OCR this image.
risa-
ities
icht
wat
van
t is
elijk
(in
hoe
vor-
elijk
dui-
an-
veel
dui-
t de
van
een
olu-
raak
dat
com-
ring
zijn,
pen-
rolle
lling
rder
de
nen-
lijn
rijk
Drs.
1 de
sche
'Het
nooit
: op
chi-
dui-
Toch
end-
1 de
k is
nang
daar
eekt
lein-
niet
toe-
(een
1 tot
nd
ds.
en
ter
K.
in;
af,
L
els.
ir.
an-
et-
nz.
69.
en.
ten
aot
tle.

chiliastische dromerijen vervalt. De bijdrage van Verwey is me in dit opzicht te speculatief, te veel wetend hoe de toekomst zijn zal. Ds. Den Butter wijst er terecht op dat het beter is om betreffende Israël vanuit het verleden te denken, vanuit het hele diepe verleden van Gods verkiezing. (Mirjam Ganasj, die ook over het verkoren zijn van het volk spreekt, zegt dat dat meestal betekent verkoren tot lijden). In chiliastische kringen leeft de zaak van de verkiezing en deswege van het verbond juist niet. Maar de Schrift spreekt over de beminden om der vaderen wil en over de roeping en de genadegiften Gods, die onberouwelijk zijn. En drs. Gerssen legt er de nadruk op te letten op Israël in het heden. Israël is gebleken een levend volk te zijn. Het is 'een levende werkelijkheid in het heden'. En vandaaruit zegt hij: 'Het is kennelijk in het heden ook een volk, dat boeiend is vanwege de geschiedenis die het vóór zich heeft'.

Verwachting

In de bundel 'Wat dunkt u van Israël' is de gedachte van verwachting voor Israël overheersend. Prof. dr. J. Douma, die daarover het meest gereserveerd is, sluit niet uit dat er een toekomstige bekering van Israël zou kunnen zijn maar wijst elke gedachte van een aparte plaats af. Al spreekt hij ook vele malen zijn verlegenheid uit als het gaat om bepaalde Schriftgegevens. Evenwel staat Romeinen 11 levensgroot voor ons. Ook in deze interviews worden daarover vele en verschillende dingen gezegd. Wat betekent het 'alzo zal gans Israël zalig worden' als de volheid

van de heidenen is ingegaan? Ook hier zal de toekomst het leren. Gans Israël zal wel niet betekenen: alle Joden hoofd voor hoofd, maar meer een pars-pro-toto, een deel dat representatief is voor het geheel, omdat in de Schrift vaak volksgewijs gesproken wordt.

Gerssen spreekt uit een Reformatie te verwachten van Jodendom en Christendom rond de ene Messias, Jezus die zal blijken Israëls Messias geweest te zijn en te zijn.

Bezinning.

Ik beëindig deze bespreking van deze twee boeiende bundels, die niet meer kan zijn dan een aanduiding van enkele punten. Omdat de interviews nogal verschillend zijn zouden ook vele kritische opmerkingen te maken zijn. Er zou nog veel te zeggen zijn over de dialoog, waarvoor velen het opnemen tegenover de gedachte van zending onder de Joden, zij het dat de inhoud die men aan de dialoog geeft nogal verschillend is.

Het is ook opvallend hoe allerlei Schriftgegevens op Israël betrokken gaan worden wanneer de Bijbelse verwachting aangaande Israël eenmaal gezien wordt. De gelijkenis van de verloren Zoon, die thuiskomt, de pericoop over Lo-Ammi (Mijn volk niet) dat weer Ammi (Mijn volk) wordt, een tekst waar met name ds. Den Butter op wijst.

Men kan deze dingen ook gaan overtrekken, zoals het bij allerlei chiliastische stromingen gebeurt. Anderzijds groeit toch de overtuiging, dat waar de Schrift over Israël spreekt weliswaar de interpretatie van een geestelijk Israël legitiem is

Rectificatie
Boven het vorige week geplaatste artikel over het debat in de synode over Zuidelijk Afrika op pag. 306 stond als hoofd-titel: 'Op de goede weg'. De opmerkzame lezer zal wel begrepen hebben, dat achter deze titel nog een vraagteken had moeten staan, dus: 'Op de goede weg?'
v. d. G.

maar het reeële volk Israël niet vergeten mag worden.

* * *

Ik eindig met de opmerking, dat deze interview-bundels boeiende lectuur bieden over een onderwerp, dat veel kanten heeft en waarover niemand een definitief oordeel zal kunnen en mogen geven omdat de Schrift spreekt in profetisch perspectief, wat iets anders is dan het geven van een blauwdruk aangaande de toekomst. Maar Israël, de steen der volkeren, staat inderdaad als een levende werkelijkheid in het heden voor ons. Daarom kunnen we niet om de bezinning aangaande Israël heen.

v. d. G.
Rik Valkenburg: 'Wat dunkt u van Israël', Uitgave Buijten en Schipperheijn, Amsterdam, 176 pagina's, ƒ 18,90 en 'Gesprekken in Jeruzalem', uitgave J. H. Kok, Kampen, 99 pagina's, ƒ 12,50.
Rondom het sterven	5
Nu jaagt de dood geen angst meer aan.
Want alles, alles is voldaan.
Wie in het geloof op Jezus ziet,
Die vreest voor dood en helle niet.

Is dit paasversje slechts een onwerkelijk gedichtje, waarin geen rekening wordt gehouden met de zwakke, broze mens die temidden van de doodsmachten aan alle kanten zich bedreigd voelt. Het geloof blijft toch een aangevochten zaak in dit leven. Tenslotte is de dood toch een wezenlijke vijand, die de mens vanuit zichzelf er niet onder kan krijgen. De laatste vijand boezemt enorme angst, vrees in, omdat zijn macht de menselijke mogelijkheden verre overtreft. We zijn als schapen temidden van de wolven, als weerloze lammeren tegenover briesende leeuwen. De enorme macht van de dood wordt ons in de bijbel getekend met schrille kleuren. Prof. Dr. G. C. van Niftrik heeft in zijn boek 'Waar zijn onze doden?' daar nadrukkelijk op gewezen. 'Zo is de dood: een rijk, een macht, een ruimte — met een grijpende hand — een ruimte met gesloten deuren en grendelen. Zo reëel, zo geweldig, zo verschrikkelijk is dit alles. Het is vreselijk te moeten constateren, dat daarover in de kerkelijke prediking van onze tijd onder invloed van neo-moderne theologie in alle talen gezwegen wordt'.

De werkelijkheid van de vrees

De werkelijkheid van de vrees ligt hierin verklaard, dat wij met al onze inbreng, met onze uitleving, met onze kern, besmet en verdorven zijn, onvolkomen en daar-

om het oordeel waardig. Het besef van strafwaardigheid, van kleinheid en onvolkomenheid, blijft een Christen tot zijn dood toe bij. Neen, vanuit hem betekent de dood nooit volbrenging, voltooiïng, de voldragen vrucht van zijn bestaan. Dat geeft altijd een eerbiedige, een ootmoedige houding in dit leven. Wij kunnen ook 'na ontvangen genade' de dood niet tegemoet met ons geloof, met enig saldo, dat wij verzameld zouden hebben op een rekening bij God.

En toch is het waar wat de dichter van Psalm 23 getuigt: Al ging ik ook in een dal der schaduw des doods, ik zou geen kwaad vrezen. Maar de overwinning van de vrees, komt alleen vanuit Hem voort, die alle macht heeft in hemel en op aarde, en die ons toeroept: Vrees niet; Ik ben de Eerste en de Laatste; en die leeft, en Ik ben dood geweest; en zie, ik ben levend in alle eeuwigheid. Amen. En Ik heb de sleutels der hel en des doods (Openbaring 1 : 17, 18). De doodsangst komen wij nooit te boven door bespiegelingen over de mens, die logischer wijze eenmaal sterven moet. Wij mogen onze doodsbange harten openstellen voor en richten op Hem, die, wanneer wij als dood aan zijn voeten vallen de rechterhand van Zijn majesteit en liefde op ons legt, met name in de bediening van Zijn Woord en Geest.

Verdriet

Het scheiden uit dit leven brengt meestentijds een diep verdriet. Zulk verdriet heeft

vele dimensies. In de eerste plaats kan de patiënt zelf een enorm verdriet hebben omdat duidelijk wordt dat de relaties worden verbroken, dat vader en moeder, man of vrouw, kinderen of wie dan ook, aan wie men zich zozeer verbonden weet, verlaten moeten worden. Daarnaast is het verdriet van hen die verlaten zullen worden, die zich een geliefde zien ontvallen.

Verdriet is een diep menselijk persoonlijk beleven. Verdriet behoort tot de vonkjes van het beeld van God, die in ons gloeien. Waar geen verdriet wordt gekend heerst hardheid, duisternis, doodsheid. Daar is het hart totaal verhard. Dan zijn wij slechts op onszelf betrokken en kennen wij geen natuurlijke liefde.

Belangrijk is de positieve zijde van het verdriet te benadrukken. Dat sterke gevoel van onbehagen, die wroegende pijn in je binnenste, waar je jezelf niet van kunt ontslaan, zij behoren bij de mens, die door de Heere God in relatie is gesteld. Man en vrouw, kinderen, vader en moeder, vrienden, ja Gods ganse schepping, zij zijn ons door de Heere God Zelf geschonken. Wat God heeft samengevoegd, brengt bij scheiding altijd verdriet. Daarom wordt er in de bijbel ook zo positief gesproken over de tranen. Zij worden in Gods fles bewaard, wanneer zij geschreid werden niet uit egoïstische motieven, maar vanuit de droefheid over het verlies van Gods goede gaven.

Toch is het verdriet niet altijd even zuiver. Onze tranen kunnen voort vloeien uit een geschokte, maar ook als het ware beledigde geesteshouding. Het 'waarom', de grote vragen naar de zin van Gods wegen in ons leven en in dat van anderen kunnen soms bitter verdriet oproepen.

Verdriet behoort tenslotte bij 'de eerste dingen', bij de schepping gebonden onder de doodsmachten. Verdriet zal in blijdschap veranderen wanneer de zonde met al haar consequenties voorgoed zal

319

**AIM OF THE EXERCISE:**
Copy every line in the listing above where the string "meer" turns up.

**SOLUTION FOR THIS PROBLEM:**
van de heidenen is ingegaan? Ook hier zal de toekomst het leren. Gans Israël zal wel niet betekenen: alle Joden hoofd voor hoofd, maar meer een pars-pro-toto, een deel dat representatief is voor het geheel, omdat in de Schrift vaak volksgewijs gesproken wordt.
Ik beëindig deze bespreking van deze twee boeiende bundels, die niet meer kan zijn dan een aanduiding van enkele punten. Omdat de interviews nogal verschillend zijn zouden ook vele kritische opmerkingen te maken zijn. Er zou nog veel te zeggen zijn over de dialoog, waarvoor velen het opnemen tegenover de gedachte van zending onder de Joden, zij het dat de inhoud die men aan de dialoog geeft nogal verschillend is.
Nu jaagt de dood geen angst meer aan.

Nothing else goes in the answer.